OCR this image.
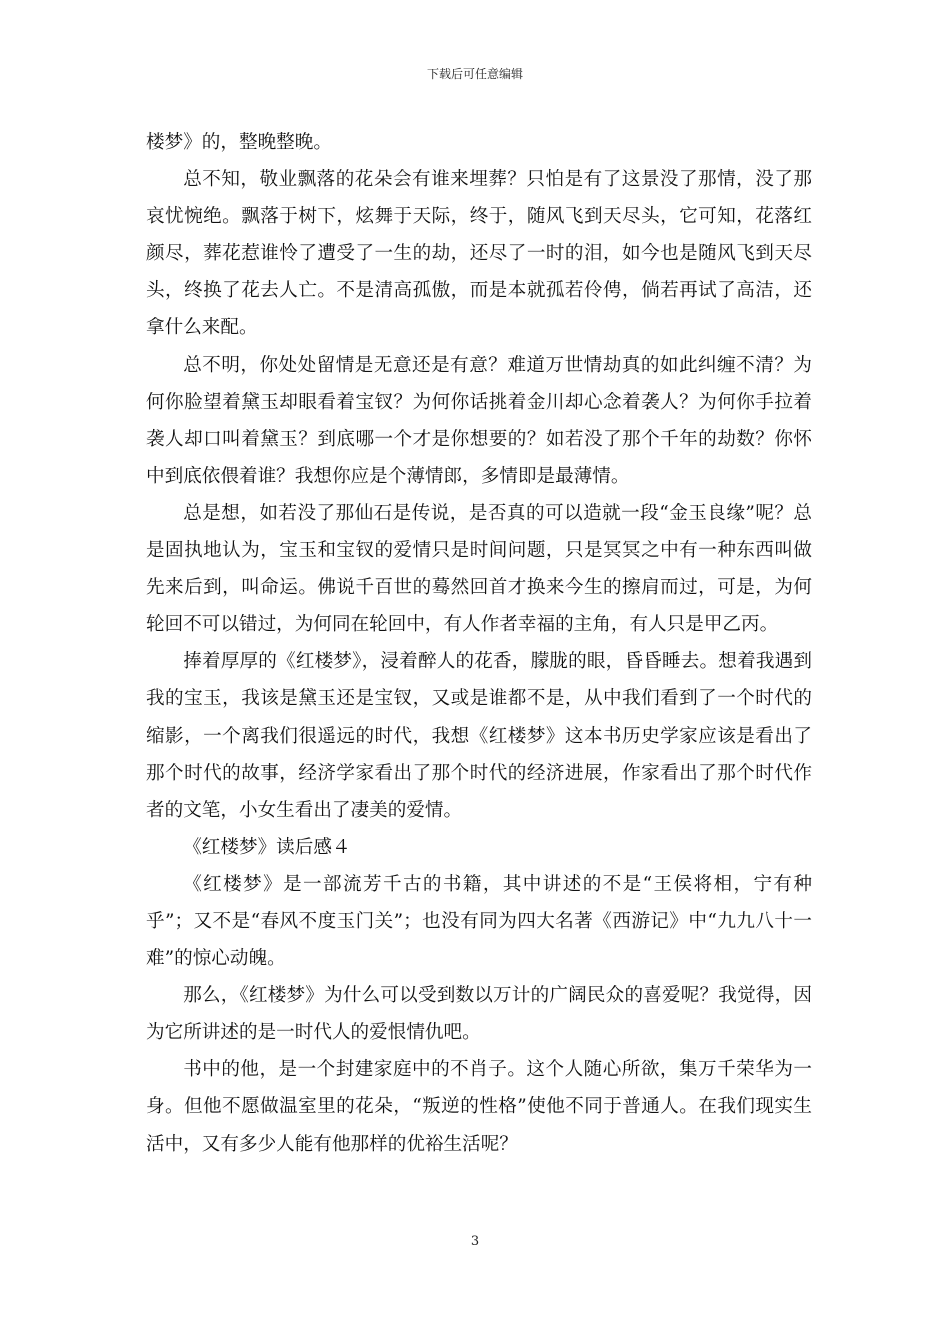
下载后可任意编辑

楼梦》的，整晚整晚。

总不知，敬业飘落的花朵会有谁来埋葬？只怕是有了这景没了那情，没了那哀忧惋绝。飘落于树下，炫舞于天际，终于，随风飞到天尽头，它可知，花落红颜尽，葬花惹谁怜了遭受了一生的劫，还尽了一时的泪，如今也是随风飞到天尽头，终换了花去人亡。不是清高孤傲，而是本就孤若伶俜，倘若再试了高洁，还拿什么来配。

总不明，你处处留情是无意还是有意？难道万世情劫真的如此纠缠不清？为何你脸望着黛玉却眼看着宝钗？为何你话挑着金川却心念着袭人？为何你手拉着袭人却口叫着黛玉？到底哪一个才是你想要的？如若没了那个千年的劫数？你怀中到底依偎着谁？我想你应是个薄情郎，多情即是最薄情。

总是想，如若没了那仙石是传说，是否真的可以造就一段“金玉良缘”呢？总是固执地认为，宝玉和宝钗的爱情只是时间问题，只是冥冥之中有一种东西叫做先来后到，叫命运。佛说千百世的蓦然回首才换来今生的擦肩而过，可是，为何轮回不可以错过，为何同在轮回中，有人作者幸福的主角，有人只是甲乙丙。

捧着厚厚的《红楼梦》，浸着醉人的花香，朦胧的眼，昏昏睡去。想着我遇到我的宝玉，我该是黛玉还是宝钗，又或是谁都不是，从中我们看到了一个时代的缩影，一个离我们很遥远的时代，我想《红楼梦》这本书历史学家应该是看出了那个时代的故事，经济学家看出了那个时代的经济进展，作家看出了那个时代作者的文笔，小女生看出了凄美的爱情。

《红楼梦》读后感４

《红楼梦》是一部流芳千古的书籍，其中讲述的不是“王侯将相，宁有种乎”；又不是“春风不度玉门关”；也没有同为四大名著《西游记》中“九九八十一难”的惊心动魄。

那么，《红楼梦》为什么可以受到数以万计的广阔民众的喜爱呢？我觉得，因为它所讲述的是一时代人的爱恨情仇吧。

书中的他，是一个封建家庭中的不肖子。这个人随心所欲，集万千荣华为一身。但他不愿做温室里的花朵，“叛逆的性格”使他不同于普通人。在我们现实生活中，又有多少人能有他那样的优裕生活呢？

3
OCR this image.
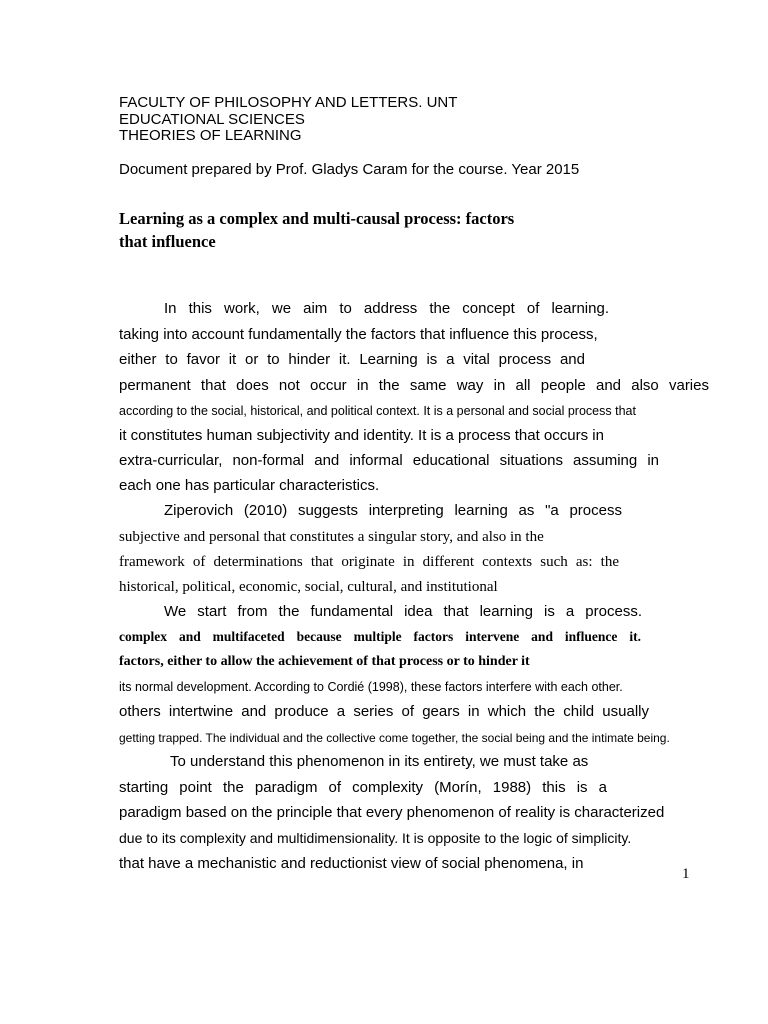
FACULTY OF PHILOSOPHY AND LETTERS. UNT
EDUCATIONAL SCIENCES
THEORIES OF LEARNING
Document prepared by Prof. Gladys Caram for the course. Year 2015
Learning as a complex and multi-causal process: factors
that influence
In this work, we aim to address the concept of learning.
taking into account fundamentally the factors that influence this process,
either to favor it or to hinder it. Learning is a vital process and
permanent that does not occur in the same way in all people and also varies
according to the social, historical, and political context. It is a personal and social process that
it constitutes human subjectivity and identity. It is a process that occurs in
extra-curricular, non-formal and informal educational situations assuming in
each one has particular characteristics.
Ziperovich (2010) suggests interpreting learning as "a process
subjective and personal that constitutes a singular story, and also in the
framework of determinations that originate in different contexts such as: the
historical, political, economic, social, cultural, and institutional
We start from the fundamental idea that learning is a process.
complex and multifaceted because multiple factors intervene and influence it.
factors, either to allow the achievement of that process or to hinder it
its normal development. According to Cordié (1998), these factors interfere with each other.
others intertwine and produce a series of gears in which the child usually
getting trapped. The individual and the collective come together, the social being and the intimate being.
To understand this phenomenon in its entirety, we must take as
starting point the paradigm of complexity (Morín, 1988) this is a
paradigm based on the principle that every phenomenon of reality is characterized
due to its complexity and multidimensionality. It is opposite to the logic of simplicity.
that have a mechanistic and reductionist view of social phenomena, in
1
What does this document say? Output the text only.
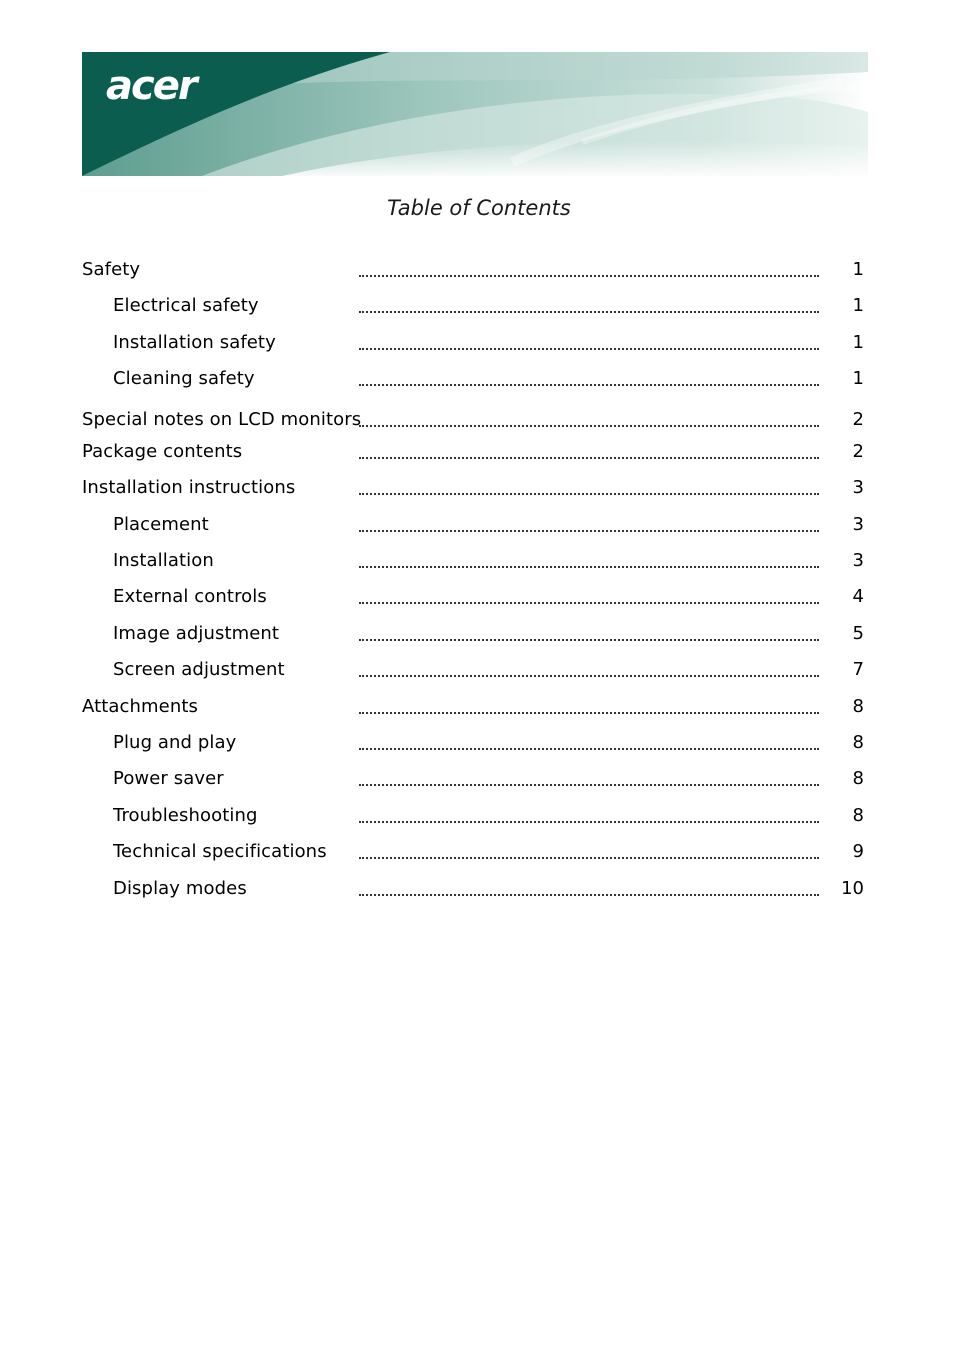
acer
Table of Contents
Safety	1
Electrical safety	1
Installation safety	1
Cleaning safety	1
Special notes on LCD monitors	2
Package contents	2
Installation instructions	3
Placement	3
Installation	3
External controls	4
Image adjustment	5
Screen adjustment	7
Attachments	8
Plug and play	8
Power saver	8
Troubleshooting	8
Technical specifications	9
Display modes	10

Problem to work on:
Repeat the lines from the line containing "What does this" through the end of the material above exactly, with no pictures and nothing else.

Output below:
What does this document say? Output the text only.
acer
Table of Contents
Safety	1
Electrical safety	1
Installation safety	1
Cleaning safety	1
Special notes on LCD monitors	2
Package contents	2
Installation instructions	3
Placement	3
Installation	3
External controls	4
Image adjustment	5
Screen adjustment	7
Attachments	8
Plug and play	8
Power saver	8
Troubleshooting	8
Technical specifications	9
Display modes	10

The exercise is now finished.